>> BEGIN Quoted text
Regression Flashcards
What information does b tell us about the nature of the relationship between X & Y?
It tells us about the slope of the regression line
If given raw scores, which formula would we use to find b?;
What formula would we use if given r & standard deviations (Sx & Sy)?
b = SPxy / SSx; b = r (Sy / Sx)
How do we find a?
Get the mean of Y & subtract b multiplied by the mean of X (a = Y bar - bX bar)
What does the regression equation become when it is standardised?
Z hat y = Beta (standardised correlation coefficient) times Zx; or Z hat y = r xy times Zx
How do we find a z-score?;
If the mean of z-scores = 0 & SD = 1, what will the value of b become when standardising?;
What would a become?
Subtract the mean from X & divide by SD;
r (as the SD’s cancel each other out);
Zero (there is no intercept)
If a person is at the mean on X (Zx=0), where would we predict their Y to fall?;
If there’s no correlation between X & Y (r=0), where would we predict a person’s Y to fall?;
What if there’s a perfect correlation between X & Y (r=1)?
At the mean (Z hat y=0);
At the mean (Z hat y=0), regardless of score on X;
We’d predict a person is the same number of SDs from the mean on Y as they are on X (Z hat y = Zx)
If Y hat = 8, SD = 2 & r = .50, what is the predicted score for someone who is 2 SDs above the mean?
>> END Quoted text
Directive - Can you reproduce the regression flashcards in full, word for word? None of the records are needed here.
>> BEGIN Dataset content
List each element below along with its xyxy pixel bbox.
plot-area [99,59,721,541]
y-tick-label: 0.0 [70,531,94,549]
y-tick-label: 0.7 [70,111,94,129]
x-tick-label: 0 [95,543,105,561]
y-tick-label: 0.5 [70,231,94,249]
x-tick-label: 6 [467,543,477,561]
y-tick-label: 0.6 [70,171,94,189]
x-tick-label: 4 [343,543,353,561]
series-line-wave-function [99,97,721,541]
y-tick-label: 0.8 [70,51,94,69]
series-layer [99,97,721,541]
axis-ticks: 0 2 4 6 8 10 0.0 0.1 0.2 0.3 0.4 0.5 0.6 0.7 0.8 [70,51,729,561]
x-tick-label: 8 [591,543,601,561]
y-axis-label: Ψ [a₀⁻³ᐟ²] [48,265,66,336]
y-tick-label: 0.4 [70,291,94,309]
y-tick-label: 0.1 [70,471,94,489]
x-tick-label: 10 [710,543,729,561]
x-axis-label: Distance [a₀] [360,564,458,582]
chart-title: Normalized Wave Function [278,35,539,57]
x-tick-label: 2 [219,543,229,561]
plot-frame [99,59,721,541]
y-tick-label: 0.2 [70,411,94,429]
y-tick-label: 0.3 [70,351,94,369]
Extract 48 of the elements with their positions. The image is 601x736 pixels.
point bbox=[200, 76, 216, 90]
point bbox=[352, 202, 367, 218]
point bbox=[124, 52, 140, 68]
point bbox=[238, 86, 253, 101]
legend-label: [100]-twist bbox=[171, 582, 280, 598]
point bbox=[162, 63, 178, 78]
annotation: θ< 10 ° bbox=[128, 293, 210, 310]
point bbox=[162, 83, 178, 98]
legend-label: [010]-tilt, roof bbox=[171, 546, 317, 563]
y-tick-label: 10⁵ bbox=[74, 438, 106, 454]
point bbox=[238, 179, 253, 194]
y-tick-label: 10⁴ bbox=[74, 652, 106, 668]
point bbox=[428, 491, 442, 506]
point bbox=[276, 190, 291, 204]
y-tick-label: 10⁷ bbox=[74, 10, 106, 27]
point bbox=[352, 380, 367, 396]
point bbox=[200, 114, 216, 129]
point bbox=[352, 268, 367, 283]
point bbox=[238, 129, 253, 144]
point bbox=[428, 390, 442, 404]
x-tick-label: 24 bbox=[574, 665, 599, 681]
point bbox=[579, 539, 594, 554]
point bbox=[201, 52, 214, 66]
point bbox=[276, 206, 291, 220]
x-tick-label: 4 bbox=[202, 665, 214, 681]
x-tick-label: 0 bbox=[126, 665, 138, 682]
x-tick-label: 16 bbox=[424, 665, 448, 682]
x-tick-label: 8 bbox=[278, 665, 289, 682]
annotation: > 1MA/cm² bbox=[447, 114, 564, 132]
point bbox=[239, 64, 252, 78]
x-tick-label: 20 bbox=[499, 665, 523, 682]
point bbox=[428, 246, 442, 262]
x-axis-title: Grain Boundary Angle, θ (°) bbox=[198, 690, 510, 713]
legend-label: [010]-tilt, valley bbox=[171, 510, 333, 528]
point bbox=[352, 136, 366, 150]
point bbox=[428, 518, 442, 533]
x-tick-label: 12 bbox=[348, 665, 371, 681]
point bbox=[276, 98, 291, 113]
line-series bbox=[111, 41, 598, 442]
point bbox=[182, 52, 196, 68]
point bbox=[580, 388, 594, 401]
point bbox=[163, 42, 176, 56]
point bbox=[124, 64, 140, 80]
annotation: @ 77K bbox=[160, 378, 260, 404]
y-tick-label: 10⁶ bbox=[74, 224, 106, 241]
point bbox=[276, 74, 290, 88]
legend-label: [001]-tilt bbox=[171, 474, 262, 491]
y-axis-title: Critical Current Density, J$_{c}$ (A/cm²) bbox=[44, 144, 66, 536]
>> END Dataset content
The output -
Regression Flashcards
What information does b tell us about the nature of the relationship between X & Y?
It tells us about the slope of the regression line
If given raw scores, which formula would we use to find b?;
What formula would we use if given r & standard deviations (Sx & Sy)?
b = SPxy / SSx; b = r (Sy / Sx)
How do we find a?
Get the mean of Y & subtract b multiplied by the mean of X (a = Y bar - bX bar)
What does the regression equation become when it is standardised?
Z hat y = Beta (standardised correlation coefficient) times Zx; or Z hat y = r xy times Zx
How do we find a z-score?;
If the mean of z-scores = 0 & SD = 1, what will the value of b become when standardising?;
What would a become?
Subtract the mean from X & divide by SD;
r (as the SD’s cancel each other out);
Zero (there is no intercept)
If a person is at the mean on X (Zx=0), where would we predict their Y to fall?;
If there’s no correlation between X & Y (r=0), where would we predict a person’s Y to fall?;
What if there’s a perfect correlation between X & Y (r=1)?
At the mean (Z hat y=0);
At the mean (Z hat y=0), regardless of score on X;
We’d predict a person is the same number of SDs from the mean on Y as they are on X (Z hat y = Zx)
If Y hat = 8, SD = 2 & r = .50, what is the predicted score for someone who is 2 SDs above the mean?